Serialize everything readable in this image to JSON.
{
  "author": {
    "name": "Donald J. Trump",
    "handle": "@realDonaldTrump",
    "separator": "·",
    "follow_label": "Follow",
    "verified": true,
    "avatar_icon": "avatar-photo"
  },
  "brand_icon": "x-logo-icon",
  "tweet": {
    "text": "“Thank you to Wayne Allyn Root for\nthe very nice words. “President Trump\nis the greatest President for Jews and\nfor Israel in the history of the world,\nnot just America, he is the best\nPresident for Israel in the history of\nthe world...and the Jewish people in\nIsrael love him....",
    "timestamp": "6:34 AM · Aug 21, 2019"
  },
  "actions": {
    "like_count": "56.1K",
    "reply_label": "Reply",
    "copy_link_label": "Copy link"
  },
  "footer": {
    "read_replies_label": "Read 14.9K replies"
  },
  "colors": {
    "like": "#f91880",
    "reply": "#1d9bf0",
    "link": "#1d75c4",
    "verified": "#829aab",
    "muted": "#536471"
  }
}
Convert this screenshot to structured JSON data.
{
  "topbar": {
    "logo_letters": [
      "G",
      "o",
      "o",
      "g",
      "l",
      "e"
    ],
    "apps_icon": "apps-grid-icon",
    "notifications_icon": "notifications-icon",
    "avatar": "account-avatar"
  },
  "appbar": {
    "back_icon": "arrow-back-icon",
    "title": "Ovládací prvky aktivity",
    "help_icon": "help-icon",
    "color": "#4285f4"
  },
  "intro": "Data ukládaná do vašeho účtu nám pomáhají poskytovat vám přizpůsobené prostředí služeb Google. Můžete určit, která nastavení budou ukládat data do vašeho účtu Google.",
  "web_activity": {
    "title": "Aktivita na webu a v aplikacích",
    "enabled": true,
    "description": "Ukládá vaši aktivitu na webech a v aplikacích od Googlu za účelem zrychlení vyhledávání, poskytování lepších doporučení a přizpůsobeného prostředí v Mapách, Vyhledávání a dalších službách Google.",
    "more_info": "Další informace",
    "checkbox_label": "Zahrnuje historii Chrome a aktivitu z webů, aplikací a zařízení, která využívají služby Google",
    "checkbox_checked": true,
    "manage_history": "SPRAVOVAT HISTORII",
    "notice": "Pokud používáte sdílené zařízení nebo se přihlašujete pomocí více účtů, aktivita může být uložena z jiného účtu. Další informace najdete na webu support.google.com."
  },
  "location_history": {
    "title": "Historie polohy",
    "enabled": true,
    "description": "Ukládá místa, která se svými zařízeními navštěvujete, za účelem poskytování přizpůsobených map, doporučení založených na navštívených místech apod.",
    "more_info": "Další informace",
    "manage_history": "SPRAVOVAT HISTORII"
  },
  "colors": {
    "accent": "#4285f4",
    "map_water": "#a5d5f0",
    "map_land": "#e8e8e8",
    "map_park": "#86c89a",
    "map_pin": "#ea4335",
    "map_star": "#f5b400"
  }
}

________________

• INSTRUCTIONS FOR THE TASK:
Write out every entry again exactly, please, with nothing missing.

• SOLUTION FOR THIS EXERCISE:
Serialize everything readable in this image to JSON.
{
  "author": {
    "name": "Donald J. Trump",
    "handle": "@realDonaldTrump",
    "separator": "·",
    "follow_label": "Follow",
    "verified": true,
    "avatar_icon": "avatar-photo"
  },
  "brand_icon": "x-logo-icon",
  "tweet": {
    "text": "“Thank you to Wayne Allyn Root for\nthe very nice words. “President Trump\nis the greatest President for Jews and\nfor Israel in the history of the world,\nnot just America, he is the best\nPresident for Israel in the history of\nthe world...and the Jewish people in\nIsrael love him....",
    "timestamp": "6:34 AM · Aug 21, 2019"
  },
  "actions": {
    "like_count": "56.1K",
    "reply_label": "Reply",
    "copy_link_label": "Copy link"
  },
  "footer": {
    "read_replies_label": "Read 14.9K replies"
  },
  "colors": {
    "like": "#f91880",
    "reply": "#1d9bf0",
    "link": "#1d75c4",
    "verified": "#829aab",
    "muted": "#536471"
  }
}
Convert this screenshot to structured JSON data.
{
  "topbar": {
    "logo_letters": [
      "G",
      "o",
      "o",
      "g",
      "l",
      "e"
    ],
    "apps_icon": "apps-grid-icon",
    "notifications_icon": "notifications-icon",
    "avatar": "account-avatar"
  },
  "appbar": {
    "back_icon": "arrow-back-icon",
    "title": "Ovládací prvky aktivity",
    "help_icon": "help-icon",
    "color": "#4285f4"
  },
  "intro": "Data ukládaná do vašeho účtu nám pomáhají poskytovat vám přizpůsobené prostředí služeb Google. Můžete určit, která nastavení budou ukládat data do vašeho účtu Google.",
  "web_activity": {
    "title": "Aktivita na webu a v aplikacích",
    "enabled": true,
    "description": "Ukládá vaši aktivitu na webech a v aplikacích od Googlu za účelem zrychlení vyhledávání, poskytování lepších doporučení a přizpůsobeného prostředí v Mapách, Vyhledávání a dalších službách Google.",
    "more_info": "Další informace",
    "checkbox_label": "Zahrnuje historii Chrome a aktivitu z webů, aplikací a zařízení, která využívají služby Google",
    "checkbox_checked": true,
    "manage_history": "SPRAVOVAT HISTORII",
    "notice": "Pokud používáte sdílené zařízení nebo se přihlašujete pomocí více účtů, aktivita může být uložena z jiného účtu. Další informace najdete na webu support.google.com."
  },
  "location_history": {
    "title": "Historie polohy",
    "enabled": true,
    "description": "Ukládá místa, která se svými zařízeními navštěvujete, za účelem poskytování přizpůsobených map, doporučení založených na navštívených místech apod.",
    "more_info": "Další informace",
    "manage_history": "SPRAVOVAT HISTORII"
  },
  "colors": {
    "accent": "#4285f4",
    "map_water": "#a5d5f0",
    "map_land": "#e8e8e8",
    "map_park": "#86c89a",
    "map_pin": "#ea4335",
    "map_star": "#f5b400"
  }
}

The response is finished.